RECORDS FOR PROCESSING:
□ □ □

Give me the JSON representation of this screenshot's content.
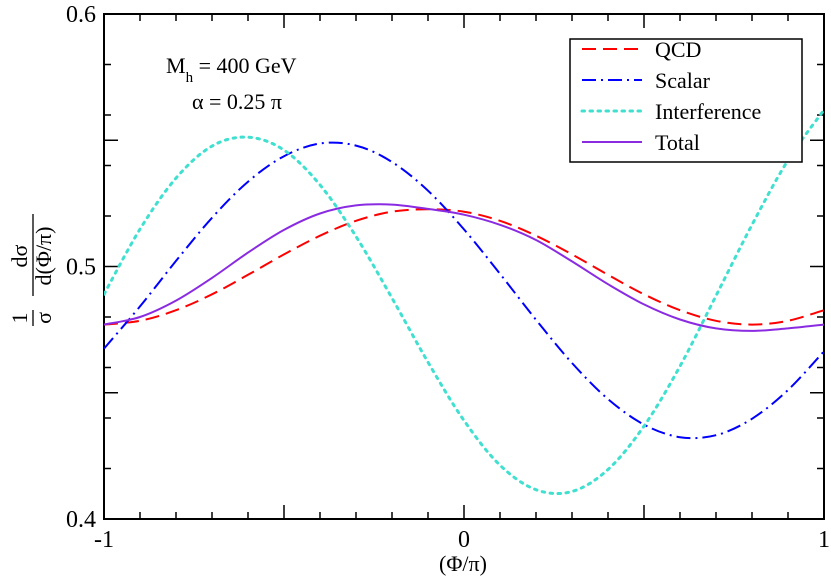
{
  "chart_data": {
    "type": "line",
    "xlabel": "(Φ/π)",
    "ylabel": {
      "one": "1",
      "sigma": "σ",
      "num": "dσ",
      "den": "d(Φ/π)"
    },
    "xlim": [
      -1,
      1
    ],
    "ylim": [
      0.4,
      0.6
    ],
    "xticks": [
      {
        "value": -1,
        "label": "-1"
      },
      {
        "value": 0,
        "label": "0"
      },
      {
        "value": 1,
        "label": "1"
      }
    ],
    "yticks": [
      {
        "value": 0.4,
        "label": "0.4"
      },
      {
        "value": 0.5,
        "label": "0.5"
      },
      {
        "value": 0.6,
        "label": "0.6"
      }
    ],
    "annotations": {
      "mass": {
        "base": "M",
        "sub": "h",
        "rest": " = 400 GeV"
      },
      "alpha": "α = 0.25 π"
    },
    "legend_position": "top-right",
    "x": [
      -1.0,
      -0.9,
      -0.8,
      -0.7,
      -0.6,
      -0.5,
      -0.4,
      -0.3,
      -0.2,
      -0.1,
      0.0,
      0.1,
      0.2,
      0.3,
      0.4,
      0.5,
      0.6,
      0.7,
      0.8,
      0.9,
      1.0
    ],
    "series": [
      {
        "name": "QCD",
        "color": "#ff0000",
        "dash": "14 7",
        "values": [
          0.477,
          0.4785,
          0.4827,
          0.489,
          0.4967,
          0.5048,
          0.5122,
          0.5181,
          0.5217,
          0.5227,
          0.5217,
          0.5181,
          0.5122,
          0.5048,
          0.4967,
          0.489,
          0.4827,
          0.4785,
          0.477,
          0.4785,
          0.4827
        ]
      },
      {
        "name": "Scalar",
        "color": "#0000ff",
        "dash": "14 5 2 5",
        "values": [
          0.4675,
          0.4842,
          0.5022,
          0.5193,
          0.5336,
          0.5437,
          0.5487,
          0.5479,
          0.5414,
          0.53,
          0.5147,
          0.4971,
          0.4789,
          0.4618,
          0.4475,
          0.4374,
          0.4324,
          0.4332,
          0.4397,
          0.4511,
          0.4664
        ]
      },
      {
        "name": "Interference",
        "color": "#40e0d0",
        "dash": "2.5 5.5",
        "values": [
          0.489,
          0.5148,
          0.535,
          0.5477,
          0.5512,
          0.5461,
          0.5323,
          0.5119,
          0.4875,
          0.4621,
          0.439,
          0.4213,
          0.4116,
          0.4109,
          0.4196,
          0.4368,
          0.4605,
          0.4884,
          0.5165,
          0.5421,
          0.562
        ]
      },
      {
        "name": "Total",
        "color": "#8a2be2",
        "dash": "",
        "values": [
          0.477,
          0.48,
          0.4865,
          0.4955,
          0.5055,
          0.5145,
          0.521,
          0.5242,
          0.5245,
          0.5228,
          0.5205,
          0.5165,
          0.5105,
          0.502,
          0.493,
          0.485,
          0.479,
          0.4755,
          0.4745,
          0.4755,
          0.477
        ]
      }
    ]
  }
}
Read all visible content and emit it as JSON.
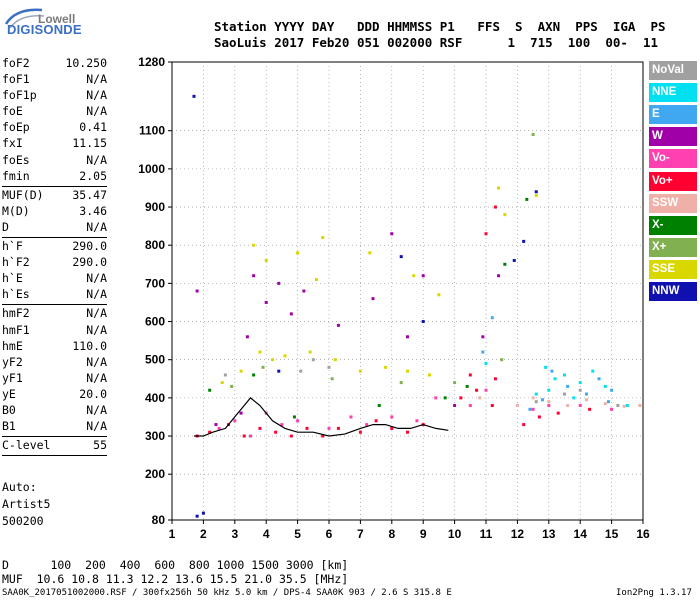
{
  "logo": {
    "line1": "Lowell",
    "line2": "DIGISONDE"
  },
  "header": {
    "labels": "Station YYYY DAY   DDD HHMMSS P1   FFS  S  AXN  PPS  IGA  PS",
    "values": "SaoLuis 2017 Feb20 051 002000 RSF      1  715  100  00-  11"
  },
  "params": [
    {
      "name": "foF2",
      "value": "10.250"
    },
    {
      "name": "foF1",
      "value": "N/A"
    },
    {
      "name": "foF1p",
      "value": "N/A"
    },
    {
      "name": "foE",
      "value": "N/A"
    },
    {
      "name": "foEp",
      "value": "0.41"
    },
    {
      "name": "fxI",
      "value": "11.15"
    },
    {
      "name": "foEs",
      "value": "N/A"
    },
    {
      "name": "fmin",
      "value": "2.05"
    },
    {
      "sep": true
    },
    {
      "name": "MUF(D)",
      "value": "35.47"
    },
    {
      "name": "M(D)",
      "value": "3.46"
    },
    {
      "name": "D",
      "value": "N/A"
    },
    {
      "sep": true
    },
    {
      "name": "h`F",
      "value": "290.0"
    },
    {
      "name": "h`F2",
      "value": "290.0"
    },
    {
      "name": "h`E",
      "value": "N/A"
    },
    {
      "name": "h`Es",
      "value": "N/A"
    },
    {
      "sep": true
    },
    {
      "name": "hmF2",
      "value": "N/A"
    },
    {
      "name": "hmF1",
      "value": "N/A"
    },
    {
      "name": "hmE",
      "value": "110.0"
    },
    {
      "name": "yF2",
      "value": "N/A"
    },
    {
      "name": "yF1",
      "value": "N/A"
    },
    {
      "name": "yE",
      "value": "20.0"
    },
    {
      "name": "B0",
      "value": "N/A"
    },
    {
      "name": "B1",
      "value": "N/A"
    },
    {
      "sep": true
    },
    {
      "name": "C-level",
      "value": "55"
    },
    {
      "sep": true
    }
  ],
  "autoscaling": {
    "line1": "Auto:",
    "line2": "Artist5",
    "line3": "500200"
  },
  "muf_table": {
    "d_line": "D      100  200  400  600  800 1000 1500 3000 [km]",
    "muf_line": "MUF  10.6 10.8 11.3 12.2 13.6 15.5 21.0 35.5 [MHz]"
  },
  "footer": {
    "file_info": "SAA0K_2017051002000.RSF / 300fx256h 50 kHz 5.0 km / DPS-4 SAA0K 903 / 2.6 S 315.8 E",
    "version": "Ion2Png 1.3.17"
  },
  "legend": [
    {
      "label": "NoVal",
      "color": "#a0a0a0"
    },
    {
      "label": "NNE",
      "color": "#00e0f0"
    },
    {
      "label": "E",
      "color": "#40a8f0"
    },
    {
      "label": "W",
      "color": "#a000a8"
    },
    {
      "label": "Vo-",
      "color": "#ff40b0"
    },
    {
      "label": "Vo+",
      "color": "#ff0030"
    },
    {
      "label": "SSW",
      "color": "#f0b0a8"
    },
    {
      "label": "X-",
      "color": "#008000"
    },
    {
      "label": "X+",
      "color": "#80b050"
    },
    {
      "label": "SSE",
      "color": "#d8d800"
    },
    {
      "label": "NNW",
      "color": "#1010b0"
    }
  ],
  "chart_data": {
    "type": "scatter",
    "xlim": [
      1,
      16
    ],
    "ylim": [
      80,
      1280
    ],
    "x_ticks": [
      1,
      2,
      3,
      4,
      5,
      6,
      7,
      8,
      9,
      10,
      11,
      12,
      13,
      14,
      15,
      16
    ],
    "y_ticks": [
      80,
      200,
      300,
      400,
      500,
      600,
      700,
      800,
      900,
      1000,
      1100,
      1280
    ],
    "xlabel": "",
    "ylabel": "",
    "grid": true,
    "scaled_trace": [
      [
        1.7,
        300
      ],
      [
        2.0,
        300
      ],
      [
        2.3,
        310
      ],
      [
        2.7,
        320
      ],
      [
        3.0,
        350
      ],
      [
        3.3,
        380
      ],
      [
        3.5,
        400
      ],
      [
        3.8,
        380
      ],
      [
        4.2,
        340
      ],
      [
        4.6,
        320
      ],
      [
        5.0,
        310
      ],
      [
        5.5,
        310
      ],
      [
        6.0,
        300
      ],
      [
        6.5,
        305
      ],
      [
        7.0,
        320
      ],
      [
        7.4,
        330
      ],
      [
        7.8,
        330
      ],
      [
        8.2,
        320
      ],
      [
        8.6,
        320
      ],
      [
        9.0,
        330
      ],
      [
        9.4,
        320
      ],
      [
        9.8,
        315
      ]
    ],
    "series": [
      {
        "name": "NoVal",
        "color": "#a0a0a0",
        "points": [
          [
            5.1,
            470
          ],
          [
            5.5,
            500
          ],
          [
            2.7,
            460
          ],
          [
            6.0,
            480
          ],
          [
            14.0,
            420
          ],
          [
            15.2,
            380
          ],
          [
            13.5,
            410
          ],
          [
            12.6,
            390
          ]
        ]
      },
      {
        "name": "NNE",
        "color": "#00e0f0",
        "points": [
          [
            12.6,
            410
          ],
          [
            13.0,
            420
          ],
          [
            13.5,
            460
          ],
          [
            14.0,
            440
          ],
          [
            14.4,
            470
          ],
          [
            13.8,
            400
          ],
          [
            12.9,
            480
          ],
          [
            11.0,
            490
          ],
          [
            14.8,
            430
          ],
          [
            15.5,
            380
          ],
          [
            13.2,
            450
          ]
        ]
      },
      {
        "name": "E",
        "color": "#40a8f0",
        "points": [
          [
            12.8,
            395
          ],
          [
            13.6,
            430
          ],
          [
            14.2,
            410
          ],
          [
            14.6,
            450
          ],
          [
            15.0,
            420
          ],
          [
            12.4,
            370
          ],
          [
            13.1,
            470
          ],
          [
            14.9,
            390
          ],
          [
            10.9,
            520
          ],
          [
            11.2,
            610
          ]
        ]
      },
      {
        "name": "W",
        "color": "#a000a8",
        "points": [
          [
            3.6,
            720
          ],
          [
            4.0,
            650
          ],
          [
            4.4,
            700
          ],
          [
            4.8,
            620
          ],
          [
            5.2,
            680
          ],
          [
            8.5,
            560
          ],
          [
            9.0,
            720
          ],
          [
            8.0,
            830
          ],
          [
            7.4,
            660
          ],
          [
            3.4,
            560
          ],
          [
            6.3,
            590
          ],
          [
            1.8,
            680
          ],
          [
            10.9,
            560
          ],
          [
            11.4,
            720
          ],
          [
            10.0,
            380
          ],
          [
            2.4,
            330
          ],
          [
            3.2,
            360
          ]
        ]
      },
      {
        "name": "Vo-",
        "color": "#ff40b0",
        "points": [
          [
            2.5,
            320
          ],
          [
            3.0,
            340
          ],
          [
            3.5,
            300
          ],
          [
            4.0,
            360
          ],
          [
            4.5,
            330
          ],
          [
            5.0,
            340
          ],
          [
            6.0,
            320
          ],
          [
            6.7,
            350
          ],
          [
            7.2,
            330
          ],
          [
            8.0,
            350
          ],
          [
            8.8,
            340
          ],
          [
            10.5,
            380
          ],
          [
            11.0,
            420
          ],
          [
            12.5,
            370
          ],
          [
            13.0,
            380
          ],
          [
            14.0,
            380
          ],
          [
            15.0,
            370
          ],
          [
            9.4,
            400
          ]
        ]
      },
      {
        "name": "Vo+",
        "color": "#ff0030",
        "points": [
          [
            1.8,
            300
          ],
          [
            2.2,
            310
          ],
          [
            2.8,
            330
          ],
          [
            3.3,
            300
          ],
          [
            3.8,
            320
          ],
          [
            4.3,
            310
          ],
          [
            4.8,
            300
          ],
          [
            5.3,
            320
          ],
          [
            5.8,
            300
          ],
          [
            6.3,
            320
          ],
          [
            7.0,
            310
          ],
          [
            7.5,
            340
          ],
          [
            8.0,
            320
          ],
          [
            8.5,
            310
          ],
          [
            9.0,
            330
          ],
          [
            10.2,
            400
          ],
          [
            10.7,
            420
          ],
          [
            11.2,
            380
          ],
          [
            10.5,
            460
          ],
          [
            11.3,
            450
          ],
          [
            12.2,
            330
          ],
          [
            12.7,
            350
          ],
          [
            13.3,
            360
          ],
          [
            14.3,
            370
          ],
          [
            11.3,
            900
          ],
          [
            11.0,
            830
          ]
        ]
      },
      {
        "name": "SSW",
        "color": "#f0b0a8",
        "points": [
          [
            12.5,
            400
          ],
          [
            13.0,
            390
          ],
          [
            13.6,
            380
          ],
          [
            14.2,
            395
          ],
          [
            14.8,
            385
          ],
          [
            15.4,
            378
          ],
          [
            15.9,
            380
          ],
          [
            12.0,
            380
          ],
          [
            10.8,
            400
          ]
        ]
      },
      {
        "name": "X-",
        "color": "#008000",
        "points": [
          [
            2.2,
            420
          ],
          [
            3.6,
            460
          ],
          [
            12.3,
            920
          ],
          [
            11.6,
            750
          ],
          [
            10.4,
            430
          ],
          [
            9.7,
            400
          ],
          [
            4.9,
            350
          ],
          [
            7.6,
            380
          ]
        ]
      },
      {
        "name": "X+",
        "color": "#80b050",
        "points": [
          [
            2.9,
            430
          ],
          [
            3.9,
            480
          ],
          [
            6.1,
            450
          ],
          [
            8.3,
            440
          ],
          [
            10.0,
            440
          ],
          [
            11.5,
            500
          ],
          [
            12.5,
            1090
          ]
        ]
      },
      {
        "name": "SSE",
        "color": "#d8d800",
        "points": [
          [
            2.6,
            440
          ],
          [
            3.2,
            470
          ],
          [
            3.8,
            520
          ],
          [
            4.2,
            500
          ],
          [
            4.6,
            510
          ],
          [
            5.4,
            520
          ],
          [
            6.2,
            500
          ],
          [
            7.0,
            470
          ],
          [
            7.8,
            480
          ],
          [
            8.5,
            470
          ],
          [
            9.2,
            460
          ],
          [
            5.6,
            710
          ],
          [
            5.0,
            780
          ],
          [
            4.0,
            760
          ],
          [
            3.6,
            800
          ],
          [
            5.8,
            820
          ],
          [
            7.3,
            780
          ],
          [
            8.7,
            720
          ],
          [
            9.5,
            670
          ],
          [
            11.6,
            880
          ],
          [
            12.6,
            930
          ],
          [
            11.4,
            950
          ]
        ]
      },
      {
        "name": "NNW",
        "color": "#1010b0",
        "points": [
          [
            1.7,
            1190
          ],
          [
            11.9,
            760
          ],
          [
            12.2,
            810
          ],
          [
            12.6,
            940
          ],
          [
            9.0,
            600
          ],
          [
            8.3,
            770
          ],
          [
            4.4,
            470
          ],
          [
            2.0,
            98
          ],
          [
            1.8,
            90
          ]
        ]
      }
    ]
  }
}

□ □ □

PROMPT:
Pull out every line of the records above that contains the word "content".

SOLUTION FOR THIS TASK:
Give me the JSON representation of this screenshot's content.
Read all visible content and emit it as JSON.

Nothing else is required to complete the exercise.